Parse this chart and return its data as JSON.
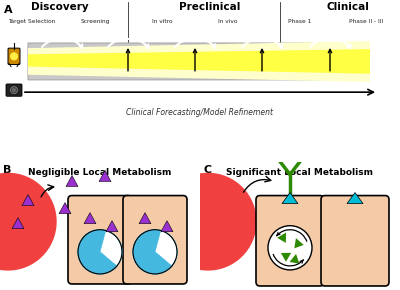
{
  "panel_A_label": "A",
  "panel_B_label": "B",
  "panel_C_label": "C",
  "discovery_label": "Discovery",
  "preclinical_label": "Preclinical",
  "clinical_label": "Clinical",
  "stage_labels": [
    "Target Selection",
    "Screening",
    "In vitro",
    "In vivo",
    "Phase 1",
    "Phase II - III"
  ],
  "forecast_label": "Clinical Forecasting/Model Refinement",
  "negligible_label": "Negligible Local Metabolism",
  "significant_label": "Significant Local Metabolism",
  "bg_color": "#ffffff",
  "gray_arrow_color": "#c8c8c8",
  "gray_arrow_edge": "#aaaaaa",
  "yellow_color": "#ffff44",
  "yellow_light": "#ffffcc",
  "cell_color": "#f5cba7",
  "nucleus_color": "#45b8e0",
  "triangle_purple": "#9b30d0",
  "green_color": "#2d8a00",
  "red_cell_color": "#f04040",
  "cyan_color": "#00bcd4",
  "black": "#000000",
  "white": "#ffffff"
}
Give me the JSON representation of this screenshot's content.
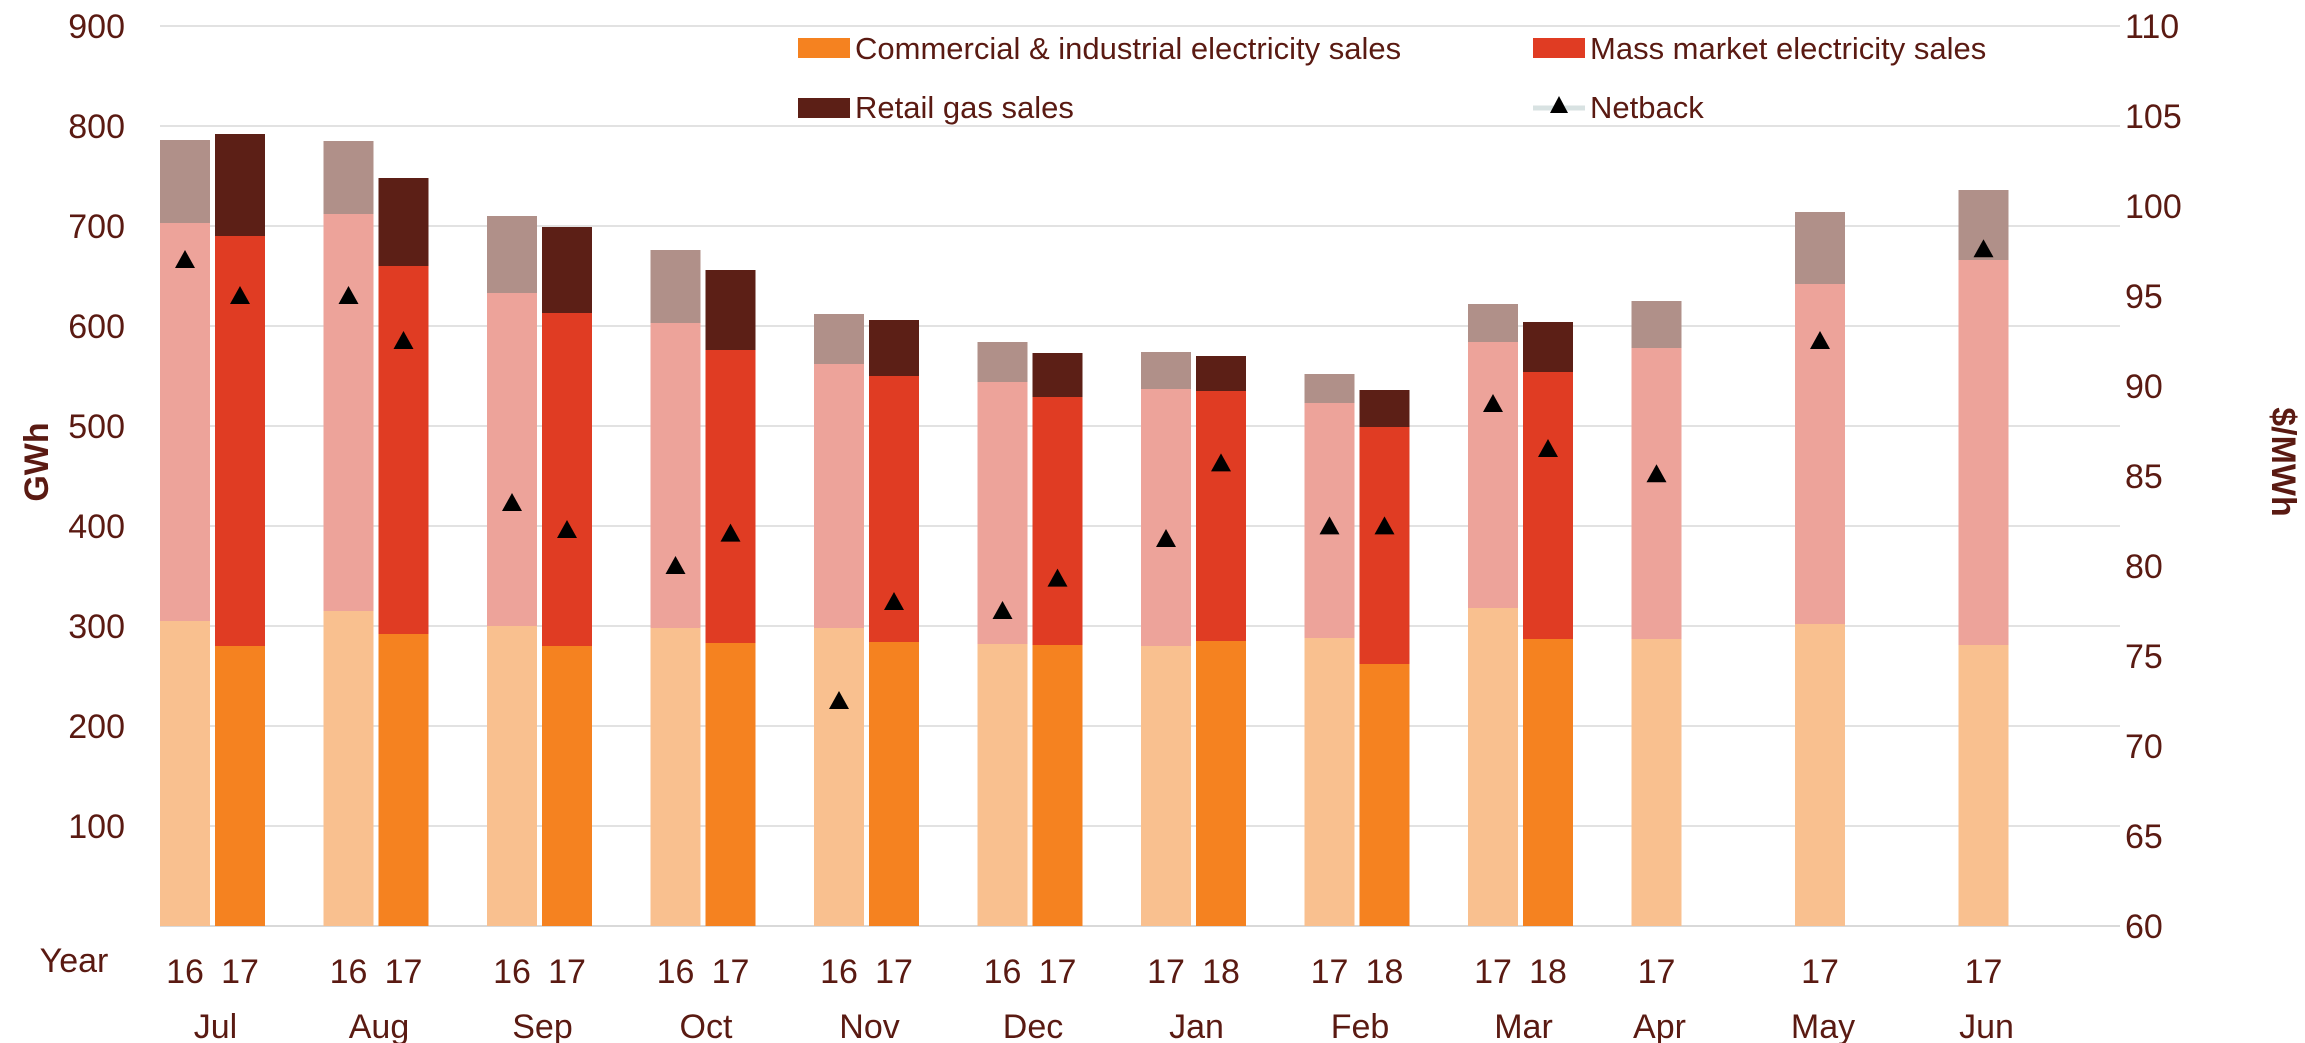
{
  "chart_data": {
    "type": "bar",
    "stacked": true,
    "xlabel": "Year",
    "ylabel": "GWh",
    "y2label": "$/MWh",
    "ylim": [
      0,
      900
    ],
    "y2lim": [
      60,
      110
    ],
    "yticks": [
      "100",
      "200",
      "300",
      "400",
      "500",
      "600",
      "700",
      "800",
      "900"
    ],
    "y2ticks": [
      "60",
      "65",
      "70",
      "75",
      "80",
      "85",
      "90",
      "95",
      "100",
      "105",
      "110"
    ],
    "grid": true,
    "legend_position": "top",
    "months": [
      "Jul",
      "Aug",
      "Sep",
      "Oct",
      "Nov",
      "Dec",
      "Jan",
      "Feb",
      "Mar",
      "Apr",
      "May",
      "Jun"
    ],
    "bars": [
      {
        "month": "Jul",
        "year": "16",
        "prior": true,
        "ci": 305,
        "mm": 398,
        "gas": 83,
        "netback": 97
      },
      {
        "month": "Jul",
        "year": "17",
        "prior": false,
        "ci": 280,
        "mm": 410,
        "gas": 102,
        "netback": 95
      },
      {
        "month": "Aug",
        "year": "16",
        "prior": true,
        "ci": 315,
        "mm": 397,
        "gas": 73,
        "netback": 95
      },
      {
        "month": "Aug",
        "year": "17",
        "prior": false,
        "ci": 292,
        "mm": 368,
        "gas": 88,
        "netback": 92.5
      },
      {
        "month": "Sep",
        "year": "16",
        "prior": true,
        "ci": 300,
        "mm": 333,
        "gas": 77,
        "netback": 83.5
      },
      {
        "month": "Sep",
        "year": "17",
        "prior": false,
        "ci": 280,
        "mm": 333,
        "gas": 86,
        "netback": 82
      },
      {
        "month": "Oct",
        "year": "16",
        "prior": true,
        "ci": 298,
        "mm": 305,
        "gas": 73,
        "netback": 80
      },
      {
        "month": "Oct",
        "year": "17",
        "prior": false,
        "ci": 283,
        "mm": 293,
        "gas": 80,
        "netback": 81.8
      },
      {
        "month": "Nov",
        "year": "16",
        "prior": true,
        "ci": 298,
        "mm": 264,
        "gas": 50,
        "netback": 72.5
      },
      {
        "month": "Nov",
        "year": "17",
        "prior": false,
        "ci": 284,
        "mm": 266,
        "gas": 56,
        "netback": 78
      },
      {
        "month": "Dec",
        "year": "16",
        "prior": true,
        "ci": 282,
        "mm": 262,
        "gas": 40,
        "netback": 77.5
      },
      {
        "month": "Dec",
        "year": "17",
        "prior": false,
        "ci": 281,
        "mm": 248,
        "gas": 44,
        "netback": 79.3
      },
      {
        "month": "Jan",
        "year": "17",
        "prior": true,
        "ci": 280,
        "mm": 257,
        "gas": 37,
        "netback": 81.5
      },
      {
        "month": "Jan",
        "year": "18",
        "prior": false,
        "ci": 285,
        "mm": 250,
        "gas": 35,
        "netback": 85.7
      },
      {
        "month": "Feb",
        "year": "17",
        "prior": true,
        "ci": 288,
        "mm": 235,
        "gas": 29,
        "netback": 82.2
      },
      {
        "month": "Feb",
        "year": "18",
        "prior": false,
        "ci": 262,
        "mm": 237,
        "gas": 37,
        "netback": 82.2
      },
      {
        "month": "Mar",
        "year": "17",
        "prior": true,
        "ci": 318,
        "mm": 266,
        "gas": 38,
        "netback": 89
      },
      {
        "month": "Mar",
        "year": "18",
        "prior": false,
        "ci": 287,
        "mm": 267,
        "gas": 50,
        "netback": 86.5
      },
      {
        "month": "Apr",
        "year": "17",
        "prior": true,
        "ci": 287,
        "mm": 291,
        "gas": 47,
        "netback": 85.1
      },
      {
        "month": "May",
        "year": "17",
        "prior": true,
        "ci": 302,
        "mm": 340,
        "gas": 72,
        "netback": 92.5
      },
      {
        "month": "Jun",
        "year": "17",
        "prior": true,
        "ci": 281,
        "mm": 385,
        "gas": 70,
        "netback": 97.6
      }
    ],
    "series": [
      {
        "name": "Commercial & industrial electricity sales",
        "key": "ci",
        "color": "#f58220",
        "color_prior": "#f9c08f"
      },
      {
        "name": "Mass market electricity sales",
        "key": "mm",
        "color": "#e03c23",
        "color_prior": "#eda39a"
      },
      {
        "name": "Retail gas sales",
        "key": "gas",
        "color": "#5c1f16",
        "color_prior": "#b09089"
      },
      {
        "name": "Netback",
        "key": "netback",
        "color": "#000000",
        "marker": "triangle",
        "axis": "right"
      }
    ]
  }
}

________________

● REQUIREMENT: Take the listing above and print it exactly, apart from the pictures.

● FULL RESPONSE:
Parse this chart and return its data as JSON.
{
  "panel_A_label": "A",
  "panel_B_label": "B",
  "panel_C_label": "C",
  "discovery_label": "Discovery",
  "preclinical_label": "Preclinical",
  "clinical_label": "Clinical",
  "stage_labels": [
    "Target Selection",
    "Screening",
    "In vitro",
    "In vivo",
    "Phase 1",
    "Phase II - III"
  ],
  "forecast_label": "Clinical Forecasting/Model Refinement",
  "negligible_label": "Negligible Local Metabolism",
  "significant_label": "Significant Local Metabolism",
  "bg_color": "#ffffff",
  "gray_arrow_color": "#c8c8c8",
  "gray_arrow_edge": "#aaaaaa",
  "yellow_color": "#ffff44",
  "yellow_light": "#ffffcc",
  "cell_color": "#f5cba7",
  "nucleus_color": "#45b8e0",
  "triangle_purple": "#9b30d0",
  "green_color": "#2d8a00",
  "red_cell_color": "#f04040",
  "cyan_color": "#00bcd4",
  "black": "#000000",
  "white": "#ffffff"
}
Give me the JSON representation of this screenshot's content.
{
  "chart_data": {
    "type": "bar",
    "stacked": true,
    "xlabel": "Year",
    "ylabel": "GWh",
    "y2label": "$/MWh",
    "ylim": [
      0,
      900
    ],
    "y2lim": [
      60,
      110
    ],
    "yticks": [
      "100",
      "200",
      "300",
      "400",
      "500",
      "600",
      "700",
      "800",
      "900"
    ],
    "y2ticks": [
      "60",
      "65",
      "70",
      "75",
      "80",
      "85",
      "90",
      "95",
      "100",
      "105",
      "110"
    ],
    "grid": true,
    "legend_position": "top",
    "months": [
      "Jul",
      "Aug",
      "Sep",
      "Oct",
      "Nov",
      "Dec",
      "Jan",
      "Feb",
      "Mar",
      "Apr",
      "May",
      "Jun"
    ],
    "bars": [
      {
        "month": "Jul",
        "year": "16",
        "prior": true,
        "ci": 305,
        "mm": 398,
        "gas": 83,
        "netback": 97
      },
      {
        "month": "Jul",
        "year": "17",
        "prior": false,
        "ci": 280,
        "mm": 410,
        "gas": 102,
        "netback": 95
      },
      {
        "month": "Aug",
        "year": "16",
        "prior": true,
        "ci": 315,
        "mm": 397,
        "gas": 73,
        "netback": 95
      },
      {
        "month": "Aug",
        "year": "17",
        "prior": false,
        "ci": 292,
        "mm": 368,
        "gas": 88,
        "netback": 92.5
      },
      {
        "month": "Sep",
        "year": "16",
        "prior": true,
        "ci": 300,
        "mm": 333,
        "gas": 77,
        "netback": 83.5
      },
      {
        "month": "Sep",
        "year": "17",
        "prior": false,
        "ci": 280,
        "mm": 333,
        "gas": 86,
        "netback": 82
      },
      {
        "month": "Oct",
        "year": "16",
        "prior": true,
        "ci": 298,
        "mm": 305,
        "gas": 73,
        "netback": 80
      },
      {
        "month": "Oct",
        "year": "17",
        "prior": false,
        "ci": 283,
        "mm": 293,
        "gas": 80,
        "netback": 81.8
      },
      {
        "month": "Nov",
        "year": "16",
        "prior": true,
        "ci": 298,
        "mm": 264,
        "gas": 50,
        "netback": 72.5
      },
      {
        "month": "Nov",
        "year": "17",
        "prior": false,
        "ci": 284,
        "mm": 266,
        "gas": 56,
        "netback": 78
      },
      {
        "month": "Dec",
        "year": "16",
        "prior": true,
        "ci": 282,
        "mm": 262,
        "gas": 40,
        "netback": 77.5
      },
      {
        "month": "Dec",
        "year": "17",
        "prior": false,
        "ci": 281,
        "mm": 248,
        "gas": 44,
        "netback": 79.3
      },
      {
        "month": "Jan",
        "year": "17",
        "prior": true,
        "ci": 280,
        "mm": 257,
        "gas": 37,
        "netback": 81.5
      },
      {
        "month": "Jan",
        "year": "18",
        "prior": false,
        "ci": 285,
        "mm": 250,
        "gas": 35,
        "netback": 85.7
      },
      {
        "month": "Feb",
        "year": "17",
        "prior": true,
        "ci": 288,
        "mm": 235,
        "gas": 29,
        "netback": 82.2
      },
      {
        "month": "Feb",
        "year": "18",
        "prior": false,
        "ci": 262,
        "mm": 237,
        "gas": 37,
        "netback": 82.2
      },
      {
        "month": "Mar",
        "year": "17",
        "prior": true,
        "ci": 318,
        "mm": 266,
        "gas": 38,
        "netback": 89
      },
      {
        "month": "Mar",
        "year": "18",
        "prior": false,
        "ci": 287,
        "mm": 267,
        "gas": 50,
        "netback": 86.5
      },
      {
        "month": "Apr",
        "year": "17",
        "prior": true,
        "ci": 287,
        "mm": 291,
        "gas": 47,
        "netback": 85.1
      },
      {
        "month": "May",
        "year": "17",
        "prior": true,
        "ci": 302,
        "mm": 340,
        "gas": 72,
        "netback": 92.5
      },
      {
        "month": "Jun",
        "year": "17",
        "prior": true,
        "ci": 281,
        "mm": 385,
        "gas": 70,
        "netback": 97.6
      }
    ],
    "series": [
      {
        "name": "Commercial & industrial electricity sales",
        "key": "ci",
        "color": "#f58220",
        "color_prior": "#f9c08f"
      },
      {
        "name": "Mass market electricity sales",
        "key": "mm",
        "color": "#e03c23",
        "color_prior": "#eda39a"
      },
      {
        "name": "Retail gas sales",
        "key": "gas",
        "color": "#5c1f16",
        "color_prior": "#b09089"
      },
      {
        "name": "Netback",
        "key": "netback",
        "color": "#000000",
        "marker": "triangle",
        "axis": "right"
      }
    ]
  }
}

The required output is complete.